━━ SOURCE DATA ━━
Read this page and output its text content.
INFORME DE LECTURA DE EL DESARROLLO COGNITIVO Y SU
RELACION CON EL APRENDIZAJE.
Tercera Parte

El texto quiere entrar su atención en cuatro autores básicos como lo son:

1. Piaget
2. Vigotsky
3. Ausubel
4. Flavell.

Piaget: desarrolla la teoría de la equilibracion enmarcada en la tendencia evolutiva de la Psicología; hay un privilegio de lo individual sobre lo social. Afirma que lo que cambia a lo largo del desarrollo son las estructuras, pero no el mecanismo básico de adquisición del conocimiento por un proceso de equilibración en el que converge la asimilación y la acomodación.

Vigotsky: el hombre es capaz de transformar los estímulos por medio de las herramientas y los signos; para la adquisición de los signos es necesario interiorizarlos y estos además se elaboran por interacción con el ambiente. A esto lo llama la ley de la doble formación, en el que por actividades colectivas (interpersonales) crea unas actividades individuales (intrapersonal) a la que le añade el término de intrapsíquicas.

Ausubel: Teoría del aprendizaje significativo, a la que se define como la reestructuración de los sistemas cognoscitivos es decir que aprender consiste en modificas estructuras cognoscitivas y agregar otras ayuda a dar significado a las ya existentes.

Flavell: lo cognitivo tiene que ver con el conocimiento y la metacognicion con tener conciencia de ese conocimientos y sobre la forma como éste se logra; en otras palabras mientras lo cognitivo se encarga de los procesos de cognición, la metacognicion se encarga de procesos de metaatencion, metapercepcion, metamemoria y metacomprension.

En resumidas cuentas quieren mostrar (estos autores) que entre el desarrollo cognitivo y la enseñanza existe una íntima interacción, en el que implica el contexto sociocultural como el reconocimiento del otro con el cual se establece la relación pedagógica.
━━━
_EXERCISE INSTRUCTIONS:_
Show each line of the listing that holds the string "autores".

_RESPONSE:_
El texto quiere entrar su atención en cuatro autores básicos como lo son:
En resumidas cuentas quieren mostrar (estos autores) que entre el desarrollo cognitivo y la enseñanza existe una íntima interacción, en el que implica el contexto sociocultural como el reconocimiento del otro con el cual se establece la relación pedagógica.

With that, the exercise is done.